THE PROBLEM: The records that follow should be retyped word for word.

Excerpt from a dataset
---------------

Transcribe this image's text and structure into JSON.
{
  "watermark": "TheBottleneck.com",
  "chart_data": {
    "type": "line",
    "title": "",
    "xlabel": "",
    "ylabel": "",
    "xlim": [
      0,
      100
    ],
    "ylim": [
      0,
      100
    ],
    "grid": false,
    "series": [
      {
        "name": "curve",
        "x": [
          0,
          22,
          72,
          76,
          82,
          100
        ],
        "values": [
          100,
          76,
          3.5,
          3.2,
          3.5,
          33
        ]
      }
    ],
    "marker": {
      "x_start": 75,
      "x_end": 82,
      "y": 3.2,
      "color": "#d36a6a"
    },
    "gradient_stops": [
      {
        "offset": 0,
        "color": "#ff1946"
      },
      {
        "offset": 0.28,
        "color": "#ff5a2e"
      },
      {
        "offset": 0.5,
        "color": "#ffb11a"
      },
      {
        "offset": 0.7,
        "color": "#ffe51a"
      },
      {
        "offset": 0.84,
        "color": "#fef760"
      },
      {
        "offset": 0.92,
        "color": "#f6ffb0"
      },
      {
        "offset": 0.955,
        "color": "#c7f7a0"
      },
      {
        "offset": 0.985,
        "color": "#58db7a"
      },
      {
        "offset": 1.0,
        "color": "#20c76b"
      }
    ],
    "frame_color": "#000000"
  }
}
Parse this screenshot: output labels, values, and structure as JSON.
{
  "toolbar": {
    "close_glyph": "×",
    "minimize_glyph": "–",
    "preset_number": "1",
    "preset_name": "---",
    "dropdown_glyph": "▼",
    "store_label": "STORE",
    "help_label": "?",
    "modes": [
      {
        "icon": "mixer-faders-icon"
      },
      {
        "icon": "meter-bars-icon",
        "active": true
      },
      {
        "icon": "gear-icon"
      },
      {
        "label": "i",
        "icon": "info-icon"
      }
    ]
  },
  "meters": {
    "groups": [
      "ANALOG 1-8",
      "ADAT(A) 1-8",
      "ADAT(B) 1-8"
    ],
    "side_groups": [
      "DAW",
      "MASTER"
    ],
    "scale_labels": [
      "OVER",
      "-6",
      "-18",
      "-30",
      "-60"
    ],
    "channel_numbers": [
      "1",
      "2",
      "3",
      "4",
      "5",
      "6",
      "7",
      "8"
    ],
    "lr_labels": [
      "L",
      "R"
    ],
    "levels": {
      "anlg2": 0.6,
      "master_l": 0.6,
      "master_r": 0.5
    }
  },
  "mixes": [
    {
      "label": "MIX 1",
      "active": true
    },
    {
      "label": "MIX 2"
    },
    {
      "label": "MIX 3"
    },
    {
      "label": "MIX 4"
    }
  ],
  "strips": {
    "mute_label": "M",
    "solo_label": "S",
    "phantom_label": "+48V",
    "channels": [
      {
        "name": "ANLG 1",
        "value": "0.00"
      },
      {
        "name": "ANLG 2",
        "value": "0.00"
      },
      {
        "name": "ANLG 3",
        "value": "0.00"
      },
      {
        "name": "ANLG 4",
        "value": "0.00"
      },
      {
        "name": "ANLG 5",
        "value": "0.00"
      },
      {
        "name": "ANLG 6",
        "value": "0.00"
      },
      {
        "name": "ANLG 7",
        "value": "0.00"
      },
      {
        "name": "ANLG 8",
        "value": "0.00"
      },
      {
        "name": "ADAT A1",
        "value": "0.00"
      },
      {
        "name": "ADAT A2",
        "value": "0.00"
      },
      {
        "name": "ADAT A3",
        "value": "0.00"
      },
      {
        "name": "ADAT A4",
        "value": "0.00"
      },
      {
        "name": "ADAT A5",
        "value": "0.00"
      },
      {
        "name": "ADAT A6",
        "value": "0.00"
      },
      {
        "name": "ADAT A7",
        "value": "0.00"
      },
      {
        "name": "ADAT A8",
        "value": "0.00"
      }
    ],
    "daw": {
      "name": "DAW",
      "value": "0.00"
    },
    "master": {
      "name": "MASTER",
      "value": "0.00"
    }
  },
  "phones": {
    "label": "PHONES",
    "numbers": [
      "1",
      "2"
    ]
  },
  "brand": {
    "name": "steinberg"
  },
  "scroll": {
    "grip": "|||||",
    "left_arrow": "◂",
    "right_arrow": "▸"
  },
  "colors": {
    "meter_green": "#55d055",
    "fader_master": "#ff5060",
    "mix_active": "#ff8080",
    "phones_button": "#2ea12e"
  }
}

---------------

SOLUTION TO THIS TASK:
Transcribe this image's text and structure into JSON.
{
  "watermark": "TheBottleneck.com",
  "chart_data": {
    "type": "line",
    "title": "",
    "xlabel": "",
    "ylabel": "",
    "xlim": [
      0,
      100
    ],
    "ylim": [
      0,
      100
    ],
    "grid": false,
    "series": [
      {
        "name": "curve",
        "x": [
          0,
          22,
          72,
          76,
          82,
          100
        ],
        "values": [
          100,
          76,
          3.5,
          3.2,
          3.5,
          33
        ]
      }
    ],
    "marker": {
      "x_start": 75,
      "x_end": 82,
      "y": 3.2,
      "color": "#d36a6a"
    },
    "gradient_stops": [
      {
        "offset": 0,
        "color": "#ff1946"
      },
      {
        "offset": 0.28,
        "color": "#ff5a2e"
      },
      {
        "offset": 0.5,
        "color": "#ffb11a"
      },
      {
        "offset": 0.7,
        "color": "#ffe51a"
      },
      {
        "offset": 0.84,
        "color": "#fef760"
      },
      {
        "offset": 0.92,
        "color": "#f6ffb0"
      },
      {
        "offset": 0.955,
        "color": "#c7f7a0"
      },
      {
        "offset": 0.985,
        "color": "#58db7a"
      },
      {
        "offset": 1.0,
        "color": "#20c76b"
      }
    ],
    "frame_color": "#000000"
  }
}
Parse this screenshot: output labels, values, and structure as JSON.
{
  "toolbar": {
    "close_glyph": "×",
    "minimize_glyph": "–",
    "preset_number": "1",
    "preset_name": "---",
    "dropdown_glyph": "▼",
    "store_label": "STORE",
    "help_label": "?",
    "modes": [
      {
        "icon": "mixer-faders-icon"
      },
      {
        "icon": "meter-bars-icon",
        "active": true
      },
      {
        "icon": "gear-icon"
      },
      {
        "label": "i",
        "icon": "info-icon"
      }
    ]
  },
  "meters": {
    "groups": [
      "ANALOG 1-8",
      "ADAT(A) 1-8",
      "ADAT(B) 1-8"
    ],
    "side_groups": [
      "DAW",
      "MASTER"
    ],
    "scale_labels": [
      "OVER",
      "-6",
      "-18",
      "-30",
      "-60"
    ],
    "channel_numbers": [
      "1",
      "2",
      "3",
      "4",
      "5",
      "6",
      "7",
      "8"
    ],
    "lr_labels": [
      "L",
      "R"
    ],
    "levels": {
      "anlg2": 0.6,
      "master_l": 0.6,
      "master_r": 0.5
    }
  },
  "mixes": [
    {
      "label": "MIX 1",
      "active": true
    },
    {
      "label": "MIX 2"
    },
    {
      "label": "MIX 3"
    },
    {
      "label": "MIX 4"
    }
  ],
  "strips": {
    "mute_label": "M",
    "solo_label": "S",
    "phantom_label": "+48V",
    "channels": [
      {
        "name": "ANLG 1",
        "value": "0.00"
      },
      {
        "name": "ANLG 2",
        "value": "0.00"
      },
      {
        "name": "ANLG 3",
        "value": "0.00"
      },
      {
        "name": "ANLG 4",
        "value": "0.00"
      },
      {
        "name": "ANLG 5",
        "value": "0.00"
      },
      {
        "name": "ANLG 6",
        "value": "0.00"
      },
      {
        "name": "ANLG 7",
        "value": "0.00"
      },
      {
        "name": "ANLG 8",
        "value": "0.00"
      },
      {
        "name": "ADAT A1",
        "value": "0.00"
      },
      {
        "name": "ADAT A2",
        "value": "0.00"
      },
      {
        "name": "ADAT A3",
        "value": "0.00"
      },
      {
        "name": "ADAT A4",
        "value": "0.00"
      },
      {
        "name": "ADAT A5",
        "value": "0.00"
      },
      {
        "name": "ADAT A6",
        "value": "0.00"
      },
      {
        "name": "ADAT A7",
        "value": "0.00"
      },
      {
        "name": "ADAT A8",
        "value": "0.00"
      }
    ],
    "daw": {
      "name": "DAW",
      "value": "0.00"
    },
    "master": {
      "name": "MASTER",
      "value": "0.00"
    }
  },
  "phones": {
    "label": "PHONES",
    "numbers": [
      "1",
      "2"
    ]
  },
  "brand": {
    "name": "steinberg"
  },
  "scroll": {
    "grip": "|||||",
    "left_arrow": "◂",
    "right_arrow": "▸"
  },
  "colors": {
    "meter_green": "#55d055",
    "fader_master": "#ff5060",
    "mix_active": "#ff8080",
    "phones_button": "#2ea12e"
  }
}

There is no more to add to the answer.